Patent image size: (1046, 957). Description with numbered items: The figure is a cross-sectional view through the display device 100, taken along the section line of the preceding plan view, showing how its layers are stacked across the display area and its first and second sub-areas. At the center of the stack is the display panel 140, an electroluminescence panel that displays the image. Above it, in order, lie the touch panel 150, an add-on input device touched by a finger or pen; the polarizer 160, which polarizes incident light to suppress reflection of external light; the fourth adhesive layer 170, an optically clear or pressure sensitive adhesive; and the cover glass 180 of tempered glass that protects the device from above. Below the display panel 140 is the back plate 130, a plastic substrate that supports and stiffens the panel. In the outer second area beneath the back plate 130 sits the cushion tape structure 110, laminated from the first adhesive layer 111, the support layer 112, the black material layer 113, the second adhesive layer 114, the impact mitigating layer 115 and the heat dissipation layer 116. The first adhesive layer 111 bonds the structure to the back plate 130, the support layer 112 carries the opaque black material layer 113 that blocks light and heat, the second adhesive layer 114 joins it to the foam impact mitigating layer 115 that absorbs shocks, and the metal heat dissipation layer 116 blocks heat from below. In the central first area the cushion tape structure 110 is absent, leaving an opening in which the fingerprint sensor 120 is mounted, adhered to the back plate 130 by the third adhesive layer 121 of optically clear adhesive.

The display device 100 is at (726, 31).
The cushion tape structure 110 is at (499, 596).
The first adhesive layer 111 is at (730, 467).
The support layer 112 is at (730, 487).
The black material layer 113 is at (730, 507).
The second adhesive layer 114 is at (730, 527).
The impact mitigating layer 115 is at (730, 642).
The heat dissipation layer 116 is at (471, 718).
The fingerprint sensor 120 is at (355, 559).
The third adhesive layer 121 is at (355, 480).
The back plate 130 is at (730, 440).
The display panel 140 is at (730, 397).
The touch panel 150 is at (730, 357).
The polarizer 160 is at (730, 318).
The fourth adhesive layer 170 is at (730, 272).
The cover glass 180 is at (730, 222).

[SET TASK]
Copy the entries above word for word, keeping every line as it appears.

[SOLUTION]
Patent image size: (1046, 957). Description with numbered items: The figure is a cross-sectional view through the display device 100, taken along the section line of the preceding plan view, showing how its layers are stacked across the display area and its first and second sub-areas. At the center of the stack is the display panel 140, an electroluminescence panel that displays the image. Above it, in order, lie the touch panel 150, an add-on input device touched by a finger or pen; the polarizer 160, which polarizes incident light to suppress reflection of external light; the fourth adhesive layer 170, an optically clear or pressure sensitive adhesive; and the cover glass 180 of tempered glass that protects the device from above. Below the display panel 140 is the back plate 130, a plastic substrate that supports and stiffens the panel. In the outer second area beneath the back plate 130 sits the cushion tape structure 110, laminated from the first adhesive layer 111, the support layer 112, the black material layer 113, the second adhesive layer 114, the impact mitigating layer 115 and the heat dissipation layer 116. The first adhesive layer 111 bonds the structure to the back plate 130, the support layer 112 carries the opaque black material layer 113 that blocks light and heat, the second adhesive layer 114 joins it to the foam impact mitigating layer 115 that absorbs shocks, and the metal heat dissipation layer 116 blocks heat from below. In the central first area the cushion tape structure 110 is absent, leaving an opening in which the fingerprint sensor 120 is mounted, adhered to the back plate 130 by the third adhesive layer 121 of optically clear adhesive.

The display device 100 is at (726, 31).
The cushion tape structure 110 is at (499, 596).
The first adhesive layer 111 is at (730, 467).
The support layer 112 is at (730, 487).
The black material layer 113 is at (730, 507).
The second adhesive layer 114 is at (730, 527).
The impact mitigating layer 115 is at (730, 642).
The heat dissipation layer 116 is at (471, 718).
The fingerprint sensor 120 is at (355, 559).
The third adhesive layer 121 is at (355, 480).
The back plate 130 is at (730, 440).
The display panel 140 is at (730, 397).
The touch panel 150 is at (730, 357).
The polarizer 160 is at (730, 318).
The fourth adhesive layer 170 is at (730, 272).
The cover glass 180 is at (730, 222).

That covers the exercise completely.